* [DATA SUPPLIED]

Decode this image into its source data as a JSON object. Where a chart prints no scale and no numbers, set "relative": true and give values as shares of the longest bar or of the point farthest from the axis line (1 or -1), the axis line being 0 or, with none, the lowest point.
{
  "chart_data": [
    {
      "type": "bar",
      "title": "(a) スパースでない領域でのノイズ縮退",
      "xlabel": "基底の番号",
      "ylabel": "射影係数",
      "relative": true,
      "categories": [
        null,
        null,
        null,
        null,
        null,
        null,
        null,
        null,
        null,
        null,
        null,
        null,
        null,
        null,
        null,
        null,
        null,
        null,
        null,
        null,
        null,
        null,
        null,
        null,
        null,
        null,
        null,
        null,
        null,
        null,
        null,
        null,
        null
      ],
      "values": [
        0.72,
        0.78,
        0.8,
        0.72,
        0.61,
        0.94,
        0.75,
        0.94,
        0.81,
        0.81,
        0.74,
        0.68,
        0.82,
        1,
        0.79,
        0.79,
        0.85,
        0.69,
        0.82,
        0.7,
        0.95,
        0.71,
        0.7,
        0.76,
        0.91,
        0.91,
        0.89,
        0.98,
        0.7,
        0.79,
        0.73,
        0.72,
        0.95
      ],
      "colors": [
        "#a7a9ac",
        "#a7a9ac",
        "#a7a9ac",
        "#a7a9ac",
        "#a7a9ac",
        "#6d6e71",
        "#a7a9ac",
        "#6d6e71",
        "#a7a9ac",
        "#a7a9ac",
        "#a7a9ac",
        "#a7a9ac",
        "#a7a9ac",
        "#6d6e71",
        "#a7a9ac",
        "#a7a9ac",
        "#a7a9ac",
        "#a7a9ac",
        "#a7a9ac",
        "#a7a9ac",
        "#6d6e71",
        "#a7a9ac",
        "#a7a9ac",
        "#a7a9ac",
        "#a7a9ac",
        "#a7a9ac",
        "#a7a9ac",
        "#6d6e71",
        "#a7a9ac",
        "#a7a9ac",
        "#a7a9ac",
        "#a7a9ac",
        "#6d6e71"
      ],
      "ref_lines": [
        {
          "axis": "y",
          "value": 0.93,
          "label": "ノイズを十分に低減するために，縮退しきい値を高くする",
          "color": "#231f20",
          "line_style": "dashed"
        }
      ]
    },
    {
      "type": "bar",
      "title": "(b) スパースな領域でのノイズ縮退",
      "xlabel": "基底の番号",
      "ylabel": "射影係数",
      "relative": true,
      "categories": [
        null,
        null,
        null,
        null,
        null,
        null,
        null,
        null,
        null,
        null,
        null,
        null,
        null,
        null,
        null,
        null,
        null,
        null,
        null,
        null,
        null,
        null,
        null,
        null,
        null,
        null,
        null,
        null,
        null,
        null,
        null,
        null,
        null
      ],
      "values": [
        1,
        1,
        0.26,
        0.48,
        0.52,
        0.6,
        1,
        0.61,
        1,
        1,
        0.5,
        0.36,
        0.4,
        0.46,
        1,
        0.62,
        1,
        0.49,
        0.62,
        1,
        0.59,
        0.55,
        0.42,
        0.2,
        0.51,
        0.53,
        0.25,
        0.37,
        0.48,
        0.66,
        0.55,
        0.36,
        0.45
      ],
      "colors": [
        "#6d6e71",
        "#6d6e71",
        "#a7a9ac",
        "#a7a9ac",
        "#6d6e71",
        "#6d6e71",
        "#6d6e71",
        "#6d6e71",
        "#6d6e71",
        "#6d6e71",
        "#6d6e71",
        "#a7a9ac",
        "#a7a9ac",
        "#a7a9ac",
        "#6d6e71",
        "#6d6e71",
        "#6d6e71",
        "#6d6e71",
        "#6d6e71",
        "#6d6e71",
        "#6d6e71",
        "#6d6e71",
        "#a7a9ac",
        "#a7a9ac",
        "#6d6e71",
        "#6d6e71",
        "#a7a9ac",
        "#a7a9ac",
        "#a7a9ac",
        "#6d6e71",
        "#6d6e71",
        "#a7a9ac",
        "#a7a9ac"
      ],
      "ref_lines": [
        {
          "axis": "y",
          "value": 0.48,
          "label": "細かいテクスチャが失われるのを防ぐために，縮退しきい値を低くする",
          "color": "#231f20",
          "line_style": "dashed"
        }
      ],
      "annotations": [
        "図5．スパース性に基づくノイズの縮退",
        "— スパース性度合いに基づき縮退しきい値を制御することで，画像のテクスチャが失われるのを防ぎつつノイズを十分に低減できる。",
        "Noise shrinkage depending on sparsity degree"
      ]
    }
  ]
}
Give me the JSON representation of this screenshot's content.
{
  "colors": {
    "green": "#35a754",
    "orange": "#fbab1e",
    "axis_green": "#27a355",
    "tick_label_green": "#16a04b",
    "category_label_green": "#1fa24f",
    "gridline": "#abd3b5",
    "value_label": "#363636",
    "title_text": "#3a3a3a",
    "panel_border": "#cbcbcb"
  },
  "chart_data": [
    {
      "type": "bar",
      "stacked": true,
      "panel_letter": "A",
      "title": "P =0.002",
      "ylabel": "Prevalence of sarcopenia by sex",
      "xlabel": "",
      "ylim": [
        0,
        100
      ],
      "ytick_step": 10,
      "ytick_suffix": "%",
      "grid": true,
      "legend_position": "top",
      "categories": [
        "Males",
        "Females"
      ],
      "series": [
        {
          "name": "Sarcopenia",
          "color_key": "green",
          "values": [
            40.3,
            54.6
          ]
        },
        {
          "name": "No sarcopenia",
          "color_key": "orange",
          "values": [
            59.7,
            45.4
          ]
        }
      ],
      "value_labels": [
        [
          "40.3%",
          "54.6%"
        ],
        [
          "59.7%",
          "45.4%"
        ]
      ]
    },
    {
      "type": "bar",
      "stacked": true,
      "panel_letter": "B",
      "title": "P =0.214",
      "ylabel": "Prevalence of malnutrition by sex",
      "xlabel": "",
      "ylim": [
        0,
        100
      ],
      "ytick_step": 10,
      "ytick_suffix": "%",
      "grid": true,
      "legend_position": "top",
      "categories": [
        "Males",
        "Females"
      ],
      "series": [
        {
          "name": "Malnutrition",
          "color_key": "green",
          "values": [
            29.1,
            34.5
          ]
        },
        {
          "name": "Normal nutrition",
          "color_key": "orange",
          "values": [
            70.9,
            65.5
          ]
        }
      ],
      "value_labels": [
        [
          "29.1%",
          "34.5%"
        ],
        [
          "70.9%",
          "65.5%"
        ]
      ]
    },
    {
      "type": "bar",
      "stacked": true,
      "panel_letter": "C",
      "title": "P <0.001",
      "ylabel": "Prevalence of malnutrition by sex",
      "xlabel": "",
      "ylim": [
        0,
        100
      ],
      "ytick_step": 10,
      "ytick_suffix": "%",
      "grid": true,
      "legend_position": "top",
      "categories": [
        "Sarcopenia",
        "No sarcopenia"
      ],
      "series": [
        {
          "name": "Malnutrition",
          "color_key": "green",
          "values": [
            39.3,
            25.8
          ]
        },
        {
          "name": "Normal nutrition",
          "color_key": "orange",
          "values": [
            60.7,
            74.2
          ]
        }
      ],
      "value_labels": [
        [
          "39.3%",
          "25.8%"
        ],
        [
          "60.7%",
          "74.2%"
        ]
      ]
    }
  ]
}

* [THE EXERCISE] Every record should be repeated exactly; please leave none out.

* [ANSWER TO THIS PROBLEM]
Decode this image into its source data as a JSON object. Where a chart prints no scale and no numbers, set "relative": true and give values as shares of the longest bar or of the point farthest from the axis line (1 or -1), the axis line being 0 or, with none, the lowest point.
{
  "chart_data": [
    {
      "type": "bar",
      "title": "(a) スパースでない領域でのノイズ縮退",
      "xlabel": "基底の番号",
      "ylabel": "射影係数",
      "relative": true,
      "categories": [
        null,
        null,
        null,
        null,
        null,
        null,
        null,
        null,
        null,
        null,
        null,
        null,
        null,
        null,
        null,
        null,
        null,
        null,
        null,
        null,
        null,
        null,
        null,
        null,
        null,
        null,
        null,
        null,
        null,
        null,
        null,
        null,
        null
      ],
      "values": [
        0.72,
        0.78,
        0.8,
        0.72,
        0.61,
        0.94,
        0.75,
        0.94,
        0.81,
        0.81,
        0.74,
        0.68,
        0.82,
        1,
        0.79,
        0.79,
        0.85,
        0.69,
        0.82,
        0.7,
        0.95,
        0.71,
        0.7,
        0.76,
        0.91,
        0.91,
        0.89,
        0.98,
        0.7,
        0.79,
        0.73,
        0.72,
        0.95
      ],
      "colors": [
        "#a7a9ac",
        "#a7a9ac",
        "#a7a9ac",
        "#a7a9ac",
        "#a7a9ac",
        "#6d6e71",
        "#a7a9ac",
        "#6d6e71",
        "#a7a9ac",
        "#a7a9ac",
        "#a7a9ac",
        "#a7a9ac",
        "#a7a9ac",
        "#6d6e71",
        "#a7a9ac",
        "#a7a9ac",
        "#a7a9ac",
        "#a7a9ac",
        "#a7a9ac",
        "#a7a9ac",
        "#6d6e71",
        "#a7a9ac",
        "#a7a9ac",
        "#a7a9ac",
        "#a7a9ac",
        "#a7a9ac",
        "#a7a9ac",
        "#6d6e71",
        "#a7a9ac",
        "#a7a9ac",
        "#a7a9ac",
        "#a7a9ac",
        "#6d6e71"
      ],
      "ref_lines": [
        {
          "axis": "y",
          "value": 0.93,
          "label": "ノイズを十分に低減するために，縮退しきい値を高くする",
          "color": "#231f20",
          "line_style": "dashed"
        }
      ]
    },
    {
      "type": "bar",
      "title": "(b) スパースな領域でのノイズ縮退",
      "xlabel": "基底の番号",
      "ylabel": "射影係数",
      "relative": true,
      "categories": [
        null,
        null,
        null,
        null,
        null,
        null,
        null,
        null,
        null,
        null,
        null,
        null,
        null,
        null,
        null,
        null,
        null,
        null,
        null,
        null,
        null,
        null,
        null,
        null,
        null,
        null,
        null,
        null,
        null,
        null,
        null,
        null,
        null
      ],
      "values": [
        1,
        1,
        0.26,
        0.48,
        0.52,
        0.6,
        1,
        0.61,
        1,
        1,
        0.5,
        0.36,
        0.4,
        0.46,
        1,
        0.62,
        1,
        0.49,
        0.62,
        1,
        0.59,
        0.55,
        0.42,
        0.2,
        0.51,
        0.53,
        0.25,
        0.37,
        0.48,
        0.66,
        0.55,
        0.36,
        0.45
      ],
      "colors": [
        "#6d6e71",
        "#6d6e71",
        "#a7a9ac",
        "#a7a9ac",
        "#6d6e71",
        "#6d6e71",
        "#6d6e71",
        "#6d6e71",
        "#6d6e71",
        "#6d6e71",
        "#6d6e71",
        "#a7a9ac",
        "#a7a9ac",
        "#a7a9ac",
        "#6d6e71",
        "#6d6e71",
        "#6d6e71",
        "#6d6e71",
        "#6d6e71",
        "#6d6e71",
        "#6d6e71",
        "#6d6e71",
        "#a7a9ac",
        "#a7a9ac",
        "#6d6e71",
        "#6d6e71",
        "#a7a9ac",
        "#a7a9ac",
        "#a7a9ac",
        "#6d6e71",
        "#6d6e71",
        "#a7a9ac",
        "#a7a9ac"
      ],
      "ref_lines": [
        {
          "axis": "y",
          "value": 0.48,
          "label": "細かいテクスチャが失われるのを防ぐために，縮退しきい値を低くする",
          "color": "#231f20",
          "line_style": "dashed"
        }
      ],
      "annotations": [
        "図5．スパース性に基づくノイズの縮退",
        "— スパース性度合いに基づき縮退しきい値を制御することで，画像のテクスチャが失われるのを防ぎつつノイズを十分に低減できる。",
        "Noise shrinkage depending on sparsity degree"
      ]
    }
  ]
}
Give me the JSON representation of this screenshot's content.
{
  "colors": {
    "green": "#35a754",
    "orange": "#fbab1e",
    "axis_green": "#27a355",
    "tick_label_green": "#16a04b",
    "category_label_green": "#1fa24f",
    "gridline": "#abd3b5",
    "value_label": "#363636",
    "title_text": "#3a3a3a",
    "panel_border": "#cbcbcb"
  },
  "chart_data": [
    {
      "type": "bar",
      "stacked": true,
      "panel_letter": "A",
      "title": "P =0.002",
      "ylabel": "Prevalence of sarcopenia by sex",
      "xlabel": "",
      "ylim": [
        0,
        100
      ],
      "ytick_step": 10,
      "ytick_suffix": "%",
      "grid": true,
      "legend_position": "top",
      "categories": [
        "Males",
        "Females"
      ],
      "series": [
        {
          "name": "Sarcopenia",
          "color_key": "green",
          "values": [
            40.3,
            54.6
          ]
        },
        {
          "name": "No sarcopenia",
          "color_key": "orange",
          "values": [
            59.7,
            45.4
          ]
        }
      ],
      "value_labels": [
        [
          "40.3%",
          "54.6%"
        ],
        [
          "59.7%",
          "45.4%"
        ]
      ]
    },
    {
      "type": "bar",
      "stacked": true,
      "panel_letter": "B",
      "title": "P =0.214",
      "ylabel": "Prevalence of malnutrition by sex",
      "xlabel": "",
      "ylim": [
        0,
        100
      ],
      "ytick_step": 10,
      "ytick_suffix": "%",
      "grid": true,
      "legend_position": "top",
      "categories": [
        "Males",
        "Females"
      ],
      "series": [
        {
          "name": "Malnutrition",
          "color_key": "green",
          "values": [
            29.1,
            34.5
          ]
        },
        {
          "name": "Normal nutrition",
          "color_key": "orange",
          "values": [
            70.9,
            65.5
          ]
        }
      ],
      "value_labels": [
        [
          "29.1%",
          "34.5%"
        ],
        [
          "70.9%",
          "65.5%"
        ]
      ]
    },
    {
      "type": "bar",
      "stacked": true,
      "panel_letter": "C",
      "title": "P <0.001",
      "ylabel": "Prevalence of malnutrition by sex",
      "xlabel": "",
      "ylim": [
        0,
        100
      ],
      "ytick_step": 10,
      "ytick_suffix": "%",
      "grid": true,
      "legend_position": "top",
      "categories": [
        "Sarcopenia",
        "No sarcopenia"
      ],
      "series": [
        {
          "name": "Malnutrition",
          "color_key": "green",
          "values": [
            39.3,
            25.8
          ]
        },
        {
          "name": "Normal nutrition",
          "color_key": "orange",
          "values": [
            60.7,
            74.2
          ]
        }
      ],
      "value_labels": [
        [
          "39.3%",
          "25.8%"
        ],
        [
          "60.7%",
          "74.2%"
        ]
      ]
    }
  ]
}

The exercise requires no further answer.